>> START

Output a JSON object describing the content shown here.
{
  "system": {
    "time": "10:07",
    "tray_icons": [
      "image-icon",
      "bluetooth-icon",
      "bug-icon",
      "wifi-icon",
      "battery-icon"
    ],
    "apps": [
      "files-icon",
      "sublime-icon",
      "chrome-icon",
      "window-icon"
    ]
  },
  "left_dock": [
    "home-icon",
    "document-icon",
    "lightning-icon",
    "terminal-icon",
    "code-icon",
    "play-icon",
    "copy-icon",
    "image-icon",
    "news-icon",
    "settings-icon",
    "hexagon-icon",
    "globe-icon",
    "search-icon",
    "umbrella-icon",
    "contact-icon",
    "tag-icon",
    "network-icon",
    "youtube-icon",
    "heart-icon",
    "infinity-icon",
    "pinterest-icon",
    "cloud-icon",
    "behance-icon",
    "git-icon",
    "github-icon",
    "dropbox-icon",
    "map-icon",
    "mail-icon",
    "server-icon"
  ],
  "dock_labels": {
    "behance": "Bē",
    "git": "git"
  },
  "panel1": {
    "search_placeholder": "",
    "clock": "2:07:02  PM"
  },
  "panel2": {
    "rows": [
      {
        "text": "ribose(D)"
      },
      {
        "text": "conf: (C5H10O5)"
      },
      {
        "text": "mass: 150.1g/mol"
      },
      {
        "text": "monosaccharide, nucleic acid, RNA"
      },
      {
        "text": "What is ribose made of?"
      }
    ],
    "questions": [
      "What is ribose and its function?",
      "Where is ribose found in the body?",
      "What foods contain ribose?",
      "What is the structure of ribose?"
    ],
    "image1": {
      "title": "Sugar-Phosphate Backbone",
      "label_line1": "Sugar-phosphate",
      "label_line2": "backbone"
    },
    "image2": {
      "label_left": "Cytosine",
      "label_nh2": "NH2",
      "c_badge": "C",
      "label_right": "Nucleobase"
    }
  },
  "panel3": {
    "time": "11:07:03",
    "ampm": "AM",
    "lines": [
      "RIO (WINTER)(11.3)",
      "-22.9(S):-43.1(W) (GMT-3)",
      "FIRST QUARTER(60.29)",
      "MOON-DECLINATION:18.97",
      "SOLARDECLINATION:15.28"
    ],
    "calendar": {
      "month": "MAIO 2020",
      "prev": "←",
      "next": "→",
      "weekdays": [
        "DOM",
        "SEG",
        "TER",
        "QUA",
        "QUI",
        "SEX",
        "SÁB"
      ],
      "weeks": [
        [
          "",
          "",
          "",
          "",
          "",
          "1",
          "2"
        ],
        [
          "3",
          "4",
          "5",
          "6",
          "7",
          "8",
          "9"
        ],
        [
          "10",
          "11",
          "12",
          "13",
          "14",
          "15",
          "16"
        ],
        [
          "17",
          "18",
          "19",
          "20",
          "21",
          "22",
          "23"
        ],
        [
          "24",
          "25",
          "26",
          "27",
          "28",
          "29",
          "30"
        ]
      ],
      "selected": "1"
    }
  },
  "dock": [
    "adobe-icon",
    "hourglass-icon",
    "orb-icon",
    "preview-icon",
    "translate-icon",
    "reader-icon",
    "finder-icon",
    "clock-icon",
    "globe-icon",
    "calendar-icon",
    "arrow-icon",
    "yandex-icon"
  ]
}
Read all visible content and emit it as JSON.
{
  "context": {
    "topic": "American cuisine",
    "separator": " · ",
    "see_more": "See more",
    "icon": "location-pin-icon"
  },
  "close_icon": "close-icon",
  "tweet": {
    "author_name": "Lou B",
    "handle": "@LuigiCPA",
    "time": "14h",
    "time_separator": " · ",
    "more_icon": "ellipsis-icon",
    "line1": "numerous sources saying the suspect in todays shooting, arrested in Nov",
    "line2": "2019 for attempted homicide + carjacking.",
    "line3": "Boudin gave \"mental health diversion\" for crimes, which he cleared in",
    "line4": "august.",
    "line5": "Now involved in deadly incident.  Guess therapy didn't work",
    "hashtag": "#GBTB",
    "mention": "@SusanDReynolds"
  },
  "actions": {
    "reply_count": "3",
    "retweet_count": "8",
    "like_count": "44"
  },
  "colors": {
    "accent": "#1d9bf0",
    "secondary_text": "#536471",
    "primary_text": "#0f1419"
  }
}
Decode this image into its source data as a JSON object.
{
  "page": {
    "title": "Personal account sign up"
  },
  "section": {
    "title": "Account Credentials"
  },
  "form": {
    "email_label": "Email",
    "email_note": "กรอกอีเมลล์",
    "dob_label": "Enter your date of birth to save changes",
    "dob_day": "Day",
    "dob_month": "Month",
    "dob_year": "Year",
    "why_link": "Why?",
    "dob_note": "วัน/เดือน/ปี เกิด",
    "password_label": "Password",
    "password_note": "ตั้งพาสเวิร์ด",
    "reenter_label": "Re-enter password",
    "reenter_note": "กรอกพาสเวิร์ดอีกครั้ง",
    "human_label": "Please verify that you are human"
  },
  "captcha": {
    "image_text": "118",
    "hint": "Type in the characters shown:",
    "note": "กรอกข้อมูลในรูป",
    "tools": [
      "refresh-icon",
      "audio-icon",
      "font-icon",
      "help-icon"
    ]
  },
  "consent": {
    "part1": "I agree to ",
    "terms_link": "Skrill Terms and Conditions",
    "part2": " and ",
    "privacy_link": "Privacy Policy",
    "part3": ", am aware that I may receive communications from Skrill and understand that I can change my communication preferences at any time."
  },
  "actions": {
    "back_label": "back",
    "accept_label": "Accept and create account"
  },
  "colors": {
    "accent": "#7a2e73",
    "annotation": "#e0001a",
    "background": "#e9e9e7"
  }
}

>> END

▶ TASK STATEMENT
Repeat only the stretch of lines that begins at the line containing "Decode this image" and ends at the last line above, both included.

▶ OUTPUT FOR THIS EXERCISE
Decode this image into its source data as a JSON object.
{
  "page": {
    "title": "Personal account sign up"
  },
  "section": {
    "title": "Account Credentials"
  },
  "form": {
    "email_label": "Email",
    "email_note": "กรอกอีเมลล์",
    "dob_label": "Enter your date of birth to save changes",
    "dob_day": "Day",
    "dob_month": "Month",
    "dob_year": "Year",
    "why_link": "Why?",
    "dob_note": "วัน/เดือน/ปี เกิด",
    "password_label": "Password",
    "password_note": "ตั้งพาสเวิร์ด",
    "reenter_label": "Re-enter password",
    "reenter_note": "กรอกพาสเวิร์ดอีกครั้ง",
    "human_label": "Please verify that you are human"
  },
  "captcha": {
    "image_text": "118",
    "hint": "Type in the characters shown:",
    "note": "กรอกข้อมูลในรูป",
    "tools": [
      "refresh-icon",
      "audio-icon",
      "font-icon",
      "help-icon"
    ]
  },
  "consent": {
    "part1": "I agree to ",
    "terms_link": "Skrill Terms and Conditions",
    "part2": " and ",
    "privacy_link": "Privacy Policy",
    "part3": ", am aware that I may receive communications from Skrill and understand that I can change my communication preferences at any time."
  },
  "actions": {
    "back_label": "back",
    "accept_label": "Accept and create account"
  },
  "colors": {
    "accent": "#7a2e73",
    "annotation": "#e0001a",
    "background": "#e9e9e7"
  }
}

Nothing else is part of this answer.